**Supplied text:**
——————

Focus on effect of wind farms on wildlife


With new research revealing a potentially much more damaging effect than was previously understood, the impact of development on wildlife has been highlighted in a report coauthored by a scientist attached to a Nelson Mandela University research unit.
The report by Peter Law and Mark Fuller has been published on the online research platform ScienceTrends, based in Houston, US.
Law is a research associate at the Centre for African Ecology at NMU and the report focuses on wind farms – a growing phenomenon in the Eastern Cape.
While wind farms – bringing with them the possibility of public-private partnerships and the promise of energy free of the carbon emissions that drive climate change – have in general been welcomed, they have also been socially and environmentally controversial, with eco-concerns often linked to SA’s rich biodiversity and vulnerable bird and bat species.
Until now, the impact of a wind farm on wildlife has been measured by tallying the number of carcasses of a particular species and matching the figure against the local population.

——————

**Data extract:**
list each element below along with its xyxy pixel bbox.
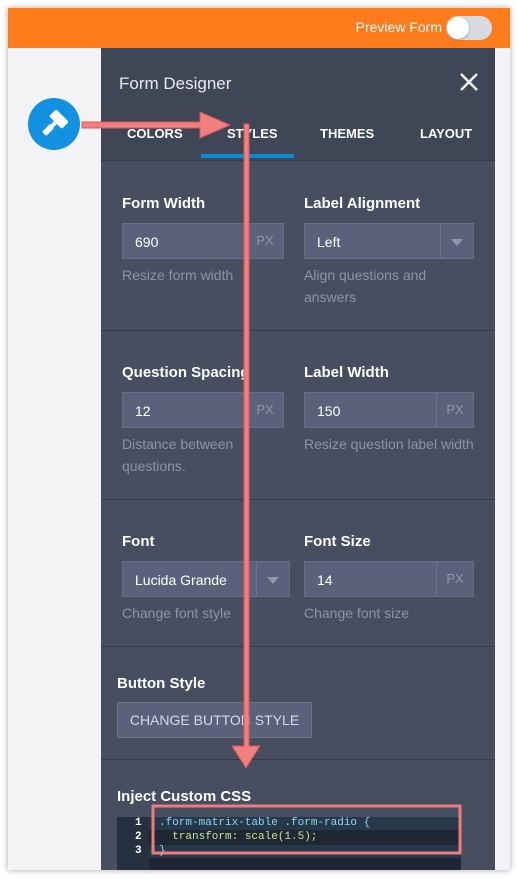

——————

**Challenge 1:**
Please repeat word for word the part of the wind farm article that opens with the words containing "Focus on effect" and closes with "the Eastern Cape.".
**Challenge 2:**
Turn the paragraph of the wind farm article beginning "While wind farms" into a short bulleted list that keeps its main facts.

**Final result 1:**
Focus on effect of wind farms on wildlife


With new research revealing a potentially much more damaging effect than was previously understood, the impact of development on wildlife has been highlighted in a report coauthored by a scientist attached to a Nelson Mandela University research unit.
The report by Peter Law and Mark Fuller has been published on the online research platform ScienceTrends, based in Houston, US.
Law is a research associate at the Centre for African Ecology at NMU and the report focuses on wind farms – a growing phenomenon in the Eastern Cape.

**Final result 2:**
- Wind farms have in general been welcomed.
- They bring the possibility of public-private partnerships.
- They promise energy free of the carbon emissions that drive climate change.
- They have also been socially and environmentally controversial.
- Eco-concerns are often linked to SA's rich biodiversity and vulnerable bird and bat species.